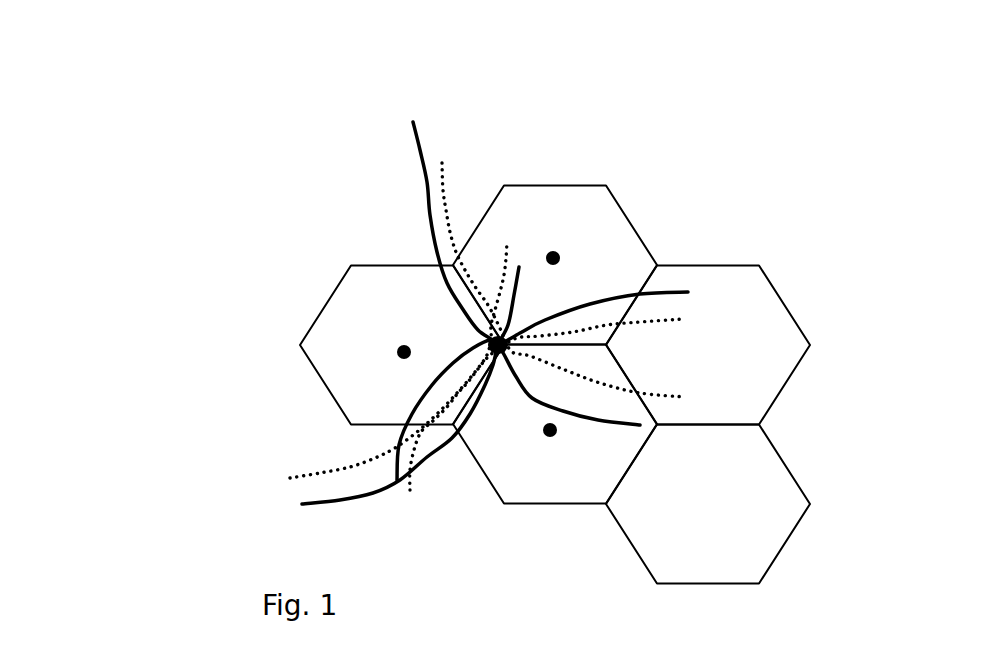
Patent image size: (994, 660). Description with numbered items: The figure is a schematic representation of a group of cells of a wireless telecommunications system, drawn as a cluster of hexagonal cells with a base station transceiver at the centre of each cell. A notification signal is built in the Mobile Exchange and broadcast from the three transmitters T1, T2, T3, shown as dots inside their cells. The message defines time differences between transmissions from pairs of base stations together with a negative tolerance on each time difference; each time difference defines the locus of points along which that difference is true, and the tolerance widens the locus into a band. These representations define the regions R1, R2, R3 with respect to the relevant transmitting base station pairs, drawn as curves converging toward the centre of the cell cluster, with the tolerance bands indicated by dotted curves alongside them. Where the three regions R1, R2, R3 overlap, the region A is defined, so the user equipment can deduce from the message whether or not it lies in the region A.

The region A is at (492, 341).
The transmitter T1 is at (553, 258).
The transmitter T2 is at (404, 352).
The transmitter T3 is at (550, 430).
The region R1 is at (536, 236).
The region R2 is at (298, 492).
The region R3 is at (685, 305).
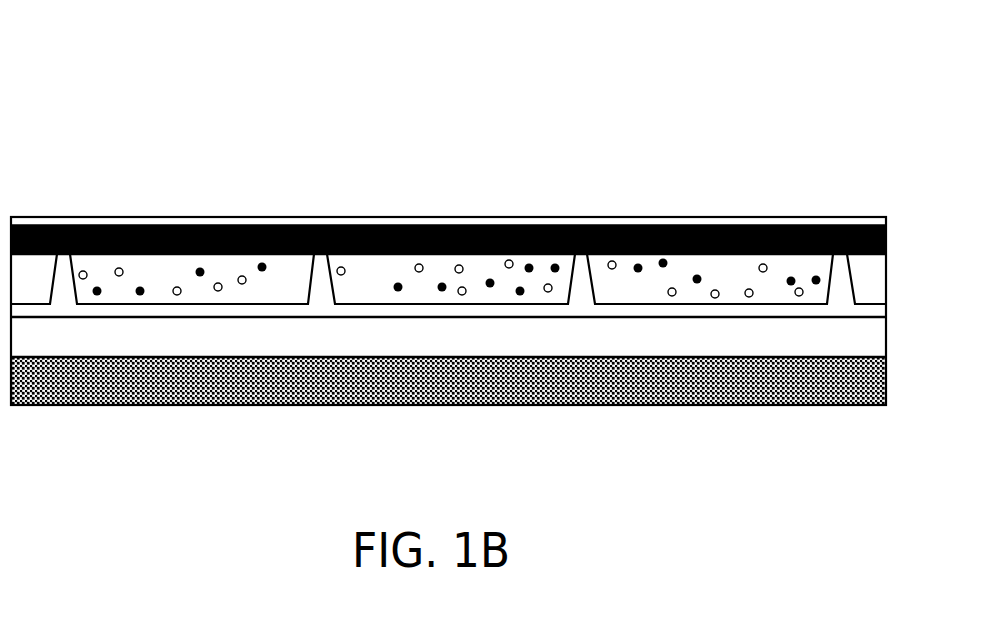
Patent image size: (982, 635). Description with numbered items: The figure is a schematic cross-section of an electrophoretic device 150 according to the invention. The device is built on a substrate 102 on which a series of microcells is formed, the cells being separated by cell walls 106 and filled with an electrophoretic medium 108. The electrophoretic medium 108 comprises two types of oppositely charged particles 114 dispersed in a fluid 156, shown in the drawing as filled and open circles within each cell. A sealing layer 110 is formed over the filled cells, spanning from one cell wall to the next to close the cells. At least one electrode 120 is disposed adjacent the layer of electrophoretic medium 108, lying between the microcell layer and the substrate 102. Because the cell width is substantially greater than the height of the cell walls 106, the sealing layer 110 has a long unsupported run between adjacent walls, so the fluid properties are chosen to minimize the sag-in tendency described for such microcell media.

The electrophoretic device 150 is at (86, 110).
The charged particles 114 is at (139, 287).
The fluid 156 is at (166, 270).
The sealing layer 110 is at (443, 247).
The cell walls 106 is at (575, 277).
The electrophoretic medium 108 is at (306, 302).
The electrode 120 is at (480, 351).
The substrate 102 is at (478, 395).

## EXERCISE DESCRIPTION
Would you return the material above exactly, apart from its pictures?

## RESPONSE TO THE EXERCISE
Patent image size: (994, 660). Description with numbered items: The figure is a schematic representation of a group of cells of a wireless telecommunications system, drawn as a cluster of hexagonal cells with a base station transceiver at the centre of each cell. A notification signal is built in the Mobile Exchange and broadcast from the three transmitters T1, T2, T3, shown as dots inside their cells. The message defines time differences between transmissions from pairs of base stations together with a negative tolerance on each time difference; each time difference defines the locus of points along which that difference is true, and the tolerance widens the locus into a band. These representations define the regions R1, R2, R3 with respect to the relevant transmitting base station pairs, drawn as curves converging toward the centre of the cell cluster, with the tolerance bands indicated by dotted curves alongside them. Where the three regions R1, R2, R3 overlap, the region A is defined, so the user equipment can deduce from the message whether or not it lies in the region A.

The region A is at (492, 341).
The transmitter T1 is at (553, 258).
The transmitter T2 is at (404, 352).
The transmitter T3 is at (550, 430).
The region R1 is at (536, 236).
The region R2 is at (298, 492).
The region R3 is at (685, 305).
Patent image size: (982, 635). Description with numbered items: The figure is a schematic cross-section of an electrophoretic device 150 according to the invention. The device is built on a substrate 102 on which a series of microcells is formed, the cells being separated by cell walls 106 and filled with an electrophoretic medium 108. The electrophoretic medium 108 comprises two types of oppositely charged particles 114 dispersed in a fluid 156, shown in the drawing as filled and open circles within each cell. A sealing layer 110 is formed over the filled cells, spanning from one cell wall to the next to close the cells. At least one electrode 120 is disposed adjacent the layer of electrophoretic medium 108, lying between the microcell layer and the substrate 102. Because the cell width is substantially greater than the height of the cell walls 106, the sealing layer 110 has a long unsupported run between adjacent walls, so the fluid properties are chosen to minimize the sag-in tendency described for such microcell media.

The electrophoretic device 150 is at (86, 110).
The charged particles 114 is at (139, 287).
The fluid 156 is at (166, 270).
The sealing layer 110 is at (443, 247).
The cell walls 106 is at (575, 277).
The electrophoretic medium 108 is at (306, 302).
The electrode 120 is at (480, 351).
The substrate 102 is at (478, 395).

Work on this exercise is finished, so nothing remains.